### PROBLEM
How many lines of the records below contain the word "Europe"? Answer with the number alone.

### GIVEN RECORDS
○ ○ ○ ○ ○
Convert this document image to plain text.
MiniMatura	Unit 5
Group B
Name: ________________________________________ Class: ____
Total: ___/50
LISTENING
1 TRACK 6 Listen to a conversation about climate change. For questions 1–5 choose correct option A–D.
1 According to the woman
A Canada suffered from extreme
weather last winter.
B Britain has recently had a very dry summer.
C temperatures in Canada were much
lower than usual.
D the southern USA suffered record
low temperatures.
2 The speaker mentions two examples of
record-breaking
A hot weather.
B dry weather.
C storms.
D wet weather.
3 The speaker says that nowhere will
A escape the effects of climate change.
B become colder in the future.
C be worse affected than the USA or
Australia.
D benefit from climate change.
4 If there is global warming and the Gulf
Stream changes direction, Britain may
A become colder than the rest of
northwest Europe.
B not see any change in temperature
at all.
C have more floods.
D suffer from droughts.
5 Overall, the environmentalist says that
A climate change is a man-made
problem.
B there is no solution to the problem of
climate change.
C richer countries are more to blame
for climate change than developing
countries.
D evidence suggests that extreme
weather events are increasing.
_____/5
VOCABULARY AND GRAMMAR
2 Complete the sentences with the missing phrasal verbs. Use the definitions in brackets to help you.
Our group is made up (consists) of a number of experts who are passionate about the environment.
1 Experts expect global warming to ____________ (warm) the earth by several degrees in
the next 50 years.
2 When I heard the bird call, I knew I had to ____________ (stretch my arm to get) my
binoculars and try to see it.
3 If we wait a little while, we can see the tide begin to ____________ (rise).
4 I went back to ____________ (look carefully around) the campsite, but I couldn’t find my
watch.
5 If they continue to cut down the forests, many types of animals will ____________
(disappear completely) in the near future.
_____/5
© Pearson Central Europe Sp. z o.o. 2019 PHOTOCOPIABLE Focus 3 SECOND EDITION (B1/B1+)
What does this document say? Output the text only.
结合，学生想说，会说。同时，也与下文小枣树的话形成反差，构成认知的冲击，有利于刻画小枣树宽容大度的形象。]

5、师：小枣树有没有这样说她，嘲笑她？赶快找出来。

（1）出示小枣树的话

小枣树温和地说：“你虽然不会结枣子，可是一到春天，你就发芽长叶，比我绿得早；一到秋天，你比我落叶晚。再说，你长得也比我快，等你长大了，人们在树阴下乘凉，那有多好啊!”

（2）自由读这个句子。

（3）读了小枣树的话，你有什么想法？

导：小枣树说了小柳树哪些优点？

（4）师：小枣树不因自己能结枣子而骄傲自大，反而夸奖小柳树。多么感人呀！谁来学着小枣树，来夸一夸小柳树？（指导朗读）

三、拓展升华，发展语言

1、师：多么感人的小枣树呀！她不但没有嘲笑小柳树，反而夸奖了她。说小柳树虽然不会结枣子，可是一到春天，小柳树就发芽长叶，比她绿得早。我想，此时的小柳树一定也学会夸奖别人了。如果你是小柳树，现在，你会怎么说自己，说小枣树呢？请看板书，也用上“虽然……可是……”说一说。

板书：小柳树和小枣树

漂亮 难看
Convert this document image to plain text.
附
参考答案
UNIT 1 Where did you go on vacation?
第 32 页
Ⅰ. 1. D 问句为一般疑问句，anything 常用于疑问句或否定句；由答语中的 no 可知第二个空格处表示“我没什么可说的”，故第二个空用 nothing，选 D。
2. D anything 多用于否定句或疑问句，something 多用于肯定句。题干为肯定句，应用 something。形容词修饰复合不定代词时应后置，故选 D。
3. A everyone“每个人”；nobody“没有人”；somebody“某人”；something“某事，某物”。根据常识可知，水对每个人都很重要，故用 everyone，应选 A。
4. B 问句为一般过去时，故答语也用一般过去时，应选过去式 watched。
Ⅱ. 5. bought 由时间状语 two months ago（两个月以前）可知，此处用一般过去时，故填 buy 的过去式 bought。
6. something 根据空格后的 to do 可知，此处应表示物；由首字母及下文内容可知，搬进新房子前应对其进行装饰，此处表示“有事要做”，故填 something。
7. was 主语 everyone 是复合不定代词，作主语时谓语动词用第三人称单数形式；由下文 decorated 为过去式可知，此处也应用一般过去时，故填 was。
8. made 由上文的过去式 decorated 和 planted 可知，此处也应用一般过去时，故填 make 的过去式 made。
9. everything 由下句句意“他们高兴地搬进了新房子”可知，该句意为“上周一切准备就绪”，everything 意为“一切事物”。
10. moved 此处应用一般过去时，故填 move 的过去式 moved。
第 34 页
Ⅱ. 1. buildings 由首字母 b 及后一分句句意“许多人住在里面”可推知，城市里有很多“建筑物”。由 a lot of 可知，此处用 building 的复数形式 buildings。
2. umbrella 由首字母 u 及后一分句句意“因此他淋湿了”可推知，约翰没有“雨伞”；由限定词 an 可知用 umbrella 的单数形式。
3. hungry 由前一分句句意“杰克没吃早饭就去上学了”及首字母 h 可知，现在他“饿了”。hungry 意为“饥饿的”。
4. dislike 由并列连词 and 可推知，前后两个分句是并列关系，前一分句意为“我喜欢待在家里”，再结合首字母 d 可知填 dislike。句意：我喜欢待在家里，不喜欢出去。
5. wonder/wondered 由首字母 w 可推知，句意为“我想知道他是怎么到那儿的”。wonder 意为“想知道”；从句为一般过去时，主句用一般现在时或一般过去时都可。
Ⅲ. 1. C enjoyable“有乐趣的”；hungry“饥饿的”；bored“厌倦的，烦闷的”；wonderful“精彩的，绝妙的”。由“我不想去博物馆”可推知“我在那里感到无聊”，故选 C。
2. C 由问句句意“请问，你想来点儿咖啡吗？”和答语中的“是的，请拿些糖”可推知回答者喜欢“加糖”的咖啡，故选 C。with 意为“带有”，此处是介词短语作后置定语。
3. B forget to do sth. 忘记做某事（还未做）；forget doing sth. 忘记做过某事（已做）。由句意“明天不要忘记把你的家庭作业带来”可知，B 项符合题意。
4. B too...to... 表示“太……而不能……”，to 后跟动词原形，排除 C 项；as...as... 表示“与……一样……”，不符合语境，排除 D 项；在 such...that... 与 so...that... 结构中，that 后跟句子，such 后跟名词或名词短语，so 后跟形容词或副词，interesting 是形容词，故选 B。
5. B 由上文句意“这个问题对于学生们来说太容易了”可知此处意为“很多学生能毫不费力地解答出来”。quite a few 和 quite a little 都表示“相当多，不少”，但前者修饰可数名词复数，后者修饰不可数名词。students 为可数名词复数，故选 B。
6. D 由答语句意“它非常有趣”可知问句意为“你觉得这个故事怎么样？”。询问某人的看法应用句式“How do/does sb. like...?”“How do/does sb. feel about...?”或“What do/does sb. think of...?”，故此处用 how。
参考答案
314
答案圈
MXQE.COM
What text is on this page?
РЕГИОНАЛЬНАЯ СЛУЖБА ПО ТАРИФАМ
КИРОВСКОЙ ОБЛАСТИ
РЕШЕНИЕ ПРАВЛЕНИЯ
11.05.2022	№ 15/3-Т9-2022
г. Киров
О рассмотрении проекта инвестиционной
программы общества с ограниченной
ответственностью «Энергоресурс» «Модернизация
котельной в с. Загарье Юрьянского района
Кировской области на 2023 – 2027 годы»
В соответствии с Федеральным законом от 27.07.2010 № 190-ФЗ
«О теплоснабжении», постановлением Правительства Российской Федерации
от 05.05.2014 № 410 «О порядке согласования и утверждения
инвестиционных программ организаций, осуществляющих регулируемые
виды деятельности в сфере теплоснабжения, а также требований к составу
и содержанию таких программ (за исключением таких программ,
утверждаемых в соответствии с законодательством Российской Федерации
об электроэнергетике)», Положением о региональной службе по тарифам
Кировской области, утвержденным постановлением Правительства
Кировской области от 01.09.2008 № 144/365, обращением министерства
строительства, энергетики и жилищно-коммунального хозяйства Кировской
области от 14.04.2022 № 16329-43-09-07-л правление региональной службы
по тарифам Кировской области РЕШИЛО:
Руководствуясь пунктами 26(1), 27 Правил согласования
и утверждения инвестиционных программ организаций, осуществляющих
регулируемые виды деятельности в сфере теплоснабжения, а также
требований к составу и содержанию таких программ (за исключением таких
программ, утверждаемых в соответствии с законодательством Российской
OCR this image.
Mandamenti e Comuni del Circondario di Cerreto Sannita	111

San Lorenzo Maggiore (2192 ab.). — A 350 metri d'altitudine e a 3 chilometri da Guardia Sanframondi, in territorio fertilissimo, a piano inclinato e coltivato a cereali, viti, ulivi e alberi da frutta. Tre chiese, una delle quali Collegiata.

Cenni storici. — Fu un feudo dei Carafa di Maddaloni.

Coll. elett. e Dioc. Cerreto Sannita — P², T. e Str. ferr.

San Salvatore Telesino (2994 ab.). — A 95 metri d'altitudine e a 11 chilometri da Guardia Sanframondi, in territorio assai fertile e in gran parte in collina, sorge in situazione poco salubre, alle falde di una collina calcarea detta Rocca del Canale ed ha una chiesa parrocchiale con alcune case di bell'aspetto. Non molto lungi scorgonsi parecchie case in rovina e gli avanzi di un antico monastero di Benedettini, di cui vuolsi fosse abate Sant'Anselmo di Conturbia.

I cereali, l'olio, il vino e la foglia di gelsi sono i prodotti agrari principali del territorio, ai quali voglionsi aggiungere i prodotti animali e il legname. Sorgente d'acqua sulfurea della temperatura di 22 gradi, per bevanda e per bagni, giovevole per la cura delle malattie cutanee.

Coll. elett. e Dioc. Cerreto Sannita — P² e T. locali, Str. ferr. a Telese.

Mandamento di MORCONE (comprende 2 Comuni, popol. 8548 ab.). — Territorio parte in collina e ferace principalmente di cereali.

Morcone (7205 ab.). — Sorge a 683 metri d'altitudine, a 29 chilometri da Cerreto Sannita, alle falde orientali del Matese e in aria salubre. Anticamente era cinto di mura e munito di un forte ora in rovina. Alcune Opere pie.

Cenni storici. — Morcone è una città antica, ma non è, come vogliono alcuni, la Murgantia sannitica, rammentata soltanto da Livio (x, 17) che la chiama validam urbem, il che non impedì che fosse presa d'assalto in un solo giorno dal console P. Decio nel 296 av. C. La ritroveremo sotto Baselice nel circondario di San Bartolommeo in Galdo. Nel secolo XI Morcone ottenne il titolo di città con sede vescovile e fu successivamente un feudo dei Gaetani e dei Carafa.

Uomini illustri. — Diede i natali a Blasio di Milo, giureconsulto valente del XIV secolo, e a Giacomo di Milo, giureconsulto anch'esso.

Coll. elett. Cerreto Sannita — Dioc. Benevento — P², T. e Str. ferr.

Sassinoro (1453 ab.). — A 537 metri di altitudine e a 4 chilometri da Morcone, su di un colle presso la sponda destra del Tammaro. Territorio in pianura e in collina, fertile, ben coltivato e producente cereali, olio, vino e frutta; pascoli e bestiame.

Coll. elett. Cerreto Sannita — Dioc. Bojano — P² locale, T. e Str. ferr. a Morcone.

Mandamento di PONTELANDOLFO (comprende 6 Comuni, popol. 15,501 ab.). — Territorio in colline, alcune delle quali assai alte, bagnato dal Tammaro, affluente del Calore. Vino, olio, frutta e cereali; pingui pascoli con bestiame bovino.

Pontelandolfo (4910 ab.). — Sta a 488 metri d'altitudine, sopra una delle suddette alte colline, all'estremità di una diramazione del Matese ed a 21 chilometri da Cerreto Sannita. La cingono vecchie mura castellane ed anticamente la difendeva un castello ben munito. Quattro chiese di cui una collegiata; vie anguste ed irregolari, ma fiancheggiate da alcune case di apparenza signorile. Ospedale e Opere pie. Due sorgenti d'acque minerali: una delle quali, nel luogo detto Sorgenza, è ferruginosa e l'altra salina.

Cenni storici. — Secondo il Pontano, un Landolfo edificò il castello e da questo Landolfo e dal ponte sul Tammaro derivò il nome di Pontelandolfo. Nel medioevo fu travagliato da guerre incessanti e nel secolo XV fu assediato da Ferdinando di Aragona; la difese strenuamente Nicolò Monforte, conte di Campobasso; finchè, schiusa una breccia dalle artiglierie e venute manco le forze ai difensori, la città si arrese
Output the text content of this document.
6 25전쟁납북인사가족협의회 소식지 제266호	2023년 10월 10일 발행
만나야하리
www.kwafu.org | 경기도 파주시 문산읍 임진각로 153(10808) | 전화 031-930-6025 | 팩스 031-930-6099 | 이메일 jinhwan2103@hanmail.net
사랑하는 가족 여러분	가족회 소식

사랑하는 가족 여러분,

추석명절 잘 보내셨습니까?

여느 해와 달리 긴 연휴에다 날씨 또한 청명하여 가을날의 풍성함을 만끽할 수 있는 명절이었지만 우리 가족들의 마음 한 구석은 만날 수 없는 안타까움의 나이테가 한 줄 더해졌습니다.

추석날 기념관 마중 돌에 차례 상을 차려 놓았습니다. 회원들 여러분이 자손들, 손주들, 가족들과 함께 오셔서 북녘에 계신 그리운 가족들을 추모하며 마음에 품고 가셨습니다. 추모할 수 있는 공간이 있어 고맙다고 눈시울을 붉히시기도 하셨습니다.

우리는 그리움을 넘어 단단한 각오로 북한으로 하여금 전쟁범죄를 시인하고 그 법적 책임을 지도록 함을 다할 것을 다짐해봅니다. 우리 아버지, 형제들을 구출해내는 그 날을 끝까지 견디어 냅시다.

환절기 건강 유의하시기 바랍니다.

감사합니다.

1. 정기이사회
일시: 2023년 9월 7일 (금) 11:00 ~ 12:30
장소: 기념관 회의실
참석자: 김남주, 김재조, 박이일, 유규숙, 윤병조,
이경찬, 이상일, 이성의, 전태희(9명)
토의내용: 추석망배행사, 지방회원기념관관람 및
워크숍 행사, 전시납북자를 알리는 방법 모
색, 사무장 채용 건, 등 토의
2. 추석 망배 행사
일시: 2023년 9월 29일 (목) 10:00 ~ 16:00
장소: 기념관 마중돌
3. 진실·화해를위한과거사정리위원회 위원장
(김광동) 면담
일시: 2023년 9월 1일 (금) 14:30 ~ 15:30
○ ○ ○ ○ ○
### THE REPLY
2